* Your objective:
Write out the data below exactly as given, without any of its pictures.

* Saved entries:
※
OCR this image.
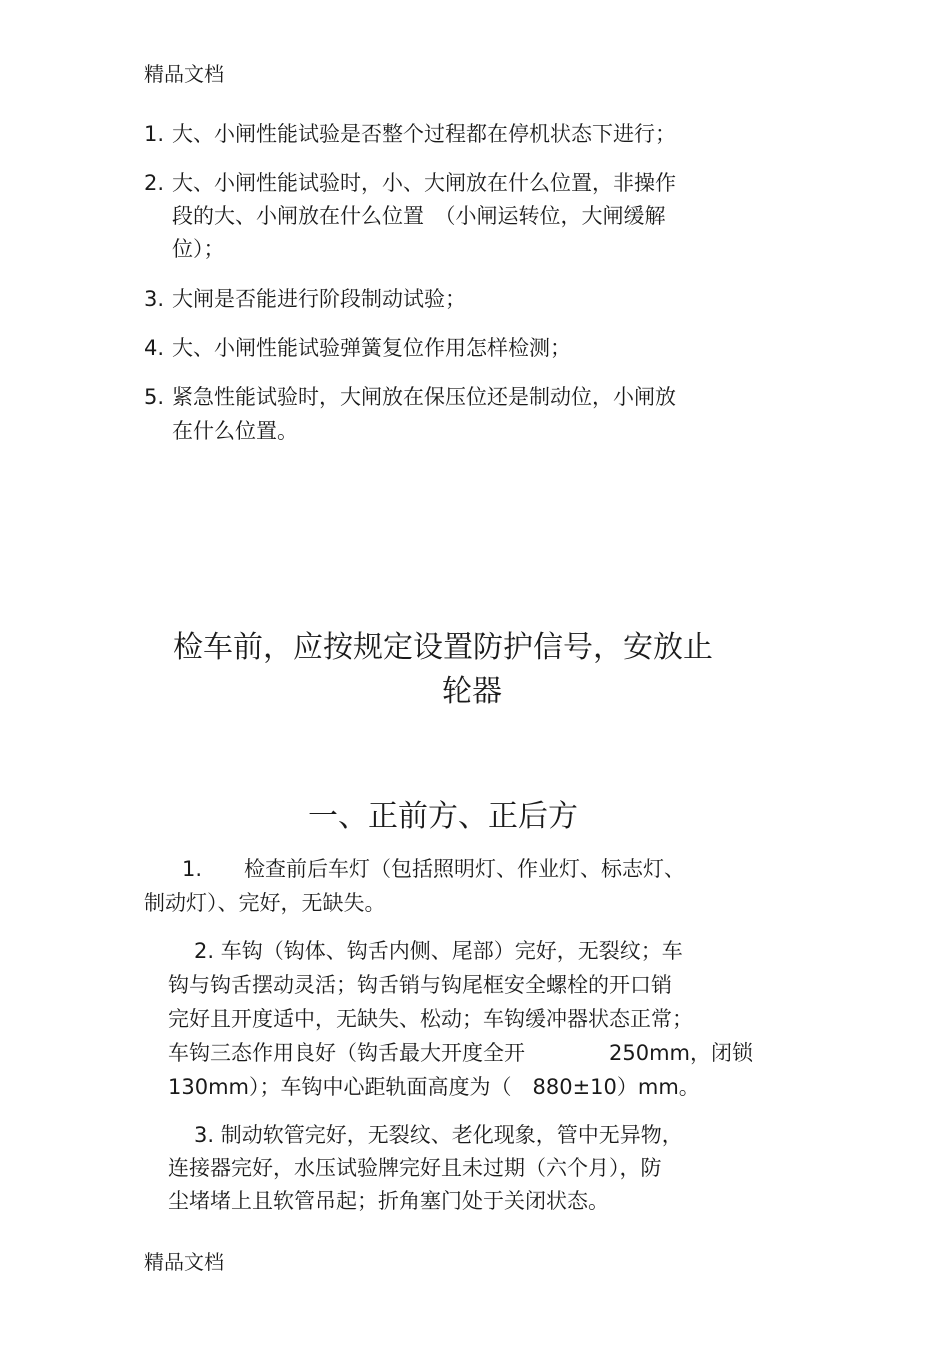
精品文档
1. 大、小闸性能试验是否整个过程都在停机状态下进行；
2. 大、小闸性能试验时，小、大闸放在什么位置，非操作
段的大、小闸放在什么位置　（小闸运转位，大闸缓解
位）；
3. 大闸是否能进行阶段制动试验；
4. 大、小闸性能试验弹簧复位作用怎样检测；
5. 紧急性能试验时，大闸放在保压位还是制动位，小闸放
在什么位置。
检车前，应按规定设置防护信号，安放止
轮器
一、正前方、正后方
1.　　检查前后车灯（包括照明灯、作业灯、标志灯、
制动灯）、完好，无缺失。
2. 车钩（钩体、钩舌内侧、尾部）完好，无裂纹；车
钩与钩舌摆动灵活；钩舌销与钩尾框安全螺栓的开口销
完好且开度适中，无缺失、松动；车钩缓冲器状态正常；
车钩三态作用良好（钩舌最大开度全开　　　　250mm，闭锁
130mm）；车钩中心距轨面高度为（　880±10）mm。
3. 制动软管完好，无裂纹、老化现象，管中无异物，
连接器完好，水压试验牌完好且未过期（六个月），防
尘堵堵上且软管吊起；折角塞门处于关闭状态。
精品文档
※
* The reply:
OCR this image.
精品文档
1. 大、小闸性能试验是否整个过程都在停机状态下进行；
2. 大、小闸性能试验时，小、大闸放在什么位置，非操作
段的大、小闸放在什么位置　（小闸运转位，大闸缓解
位）；
3. 大闸是否能进行阶段制动试验；
4. 大、小闸性能试验弹簧复位作用怎样检测；
5. 紧急性能试验时，大闸放在保压位还是制动位，小闸放
在什么位置。
检车前，应按规定设置防护信号，安放止
轮器
一、正前方、正后方
1.　　检查前后车灯（包括照明灯、作业灯、标志灯、
制动灯）、完好，无缺失。
2. 车钩（钩体、钩舌内侧、尾部）完好，无裂纹；车
钩与钩舌摆动灵活；钩舌销与钩尾框安全螺栓的开口销
完好且开度适中，无缺失、松动；车钩缓冲器状态正常；
车钩三态作用良好（钩舌最大开度全开　　　　250mm，闭锁
130mm）；车钩中心距轨面高度为（　880±10）mm。
3. 制动软管完好，无裂纹、老化现象，管中无异物，
连接器完好，水压试验牌完好且未过期（六个月），防
尘堵堵上且软管吊起；折角塞门处于关闭状态。
精品文档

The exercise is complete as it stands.